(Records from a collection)
•••••

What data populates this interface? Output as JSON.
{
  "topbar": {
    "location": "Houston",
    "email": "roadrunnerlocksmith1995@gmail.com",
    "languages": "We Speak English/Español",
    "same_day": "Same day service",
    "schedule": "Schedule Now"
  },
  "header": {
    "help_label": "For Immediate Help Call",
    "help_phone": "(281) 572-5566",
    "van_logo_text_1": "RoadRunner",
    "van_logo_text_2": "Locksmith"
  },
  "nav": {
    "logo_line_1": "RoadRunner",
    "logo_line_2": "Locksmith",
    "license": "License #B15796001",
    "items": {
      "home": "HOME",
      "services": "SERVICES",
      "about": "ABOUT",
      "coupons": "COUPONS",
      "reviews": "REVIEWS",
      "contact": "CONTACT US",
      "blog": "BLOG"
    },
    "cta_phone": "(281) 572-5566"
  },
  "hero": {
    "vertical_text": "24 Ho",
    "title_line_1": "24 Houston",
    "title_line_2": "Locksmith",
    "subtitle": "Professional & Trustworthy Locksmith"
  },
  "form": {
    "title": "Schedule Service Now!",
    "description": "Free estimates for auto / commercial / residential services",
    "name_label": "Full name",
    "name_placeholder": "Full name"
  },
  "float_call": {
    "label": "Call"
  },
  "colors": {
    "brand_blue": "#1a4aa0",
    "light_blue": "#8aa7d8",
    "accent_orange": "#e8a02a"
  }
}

•••••

■ TASK DIRECTIONS
Your task is to repeat the data exactly; please include every line.

■ RESULT
What data populates this interface? Output as JSON.
{
  "topbar": {
    "location": "Houston",
    "email": "roadrunnerlocksmith1995@gmail.com",
    "languages": "We Speak English/Español",
    "same_day": "Same day service",
    "schedule": "Schedule Now"
  },
  "header": {
    "help_label": "For Immediate Help Call",
    "help_phone": "(281) 572-5566",
    "van_logo_text_1": "RoadRunner",
    "van_logo_text_2": "Locksmith"
  },
  "nav": {
    "logo_line_1": "RoadRunner",
    "logo_line_2": "Locksmith",
    "license": "License #B15796001",
    "items": {
      "home": "HOME",
      "services": "SERVICES",
      "about": "ABOUT",
      "coupons": "COUPONS",
      "reviews": "REVIEWS",
      "contact": "CONTACT US",
      "blog": "BLOG"
    },
    "cta_phone": "(281) 572-5566"
  },
  "hero": {
    "vertical_text": "24 Ho",
    "title_line_1": "24 Houston",
    "title_line_2": "Locksmith",
    "subtitle": "Professional & Trustworthy Locksmith"
  },
  "form": {
    "title": "Schedule Service Now!",
    "description": "Free estimates for auto / commercial / residential services",
    "name_label": "Full name",
    "name_placeholder": "Full name"
  },
  "float_call": {
    "label": "Call"
  },
  "colors": {
    "brand_blue": "#1a4aa0",
    "light_blue": "#8aa7d8",
    "accent_orange": "#e8a02a"
  }
}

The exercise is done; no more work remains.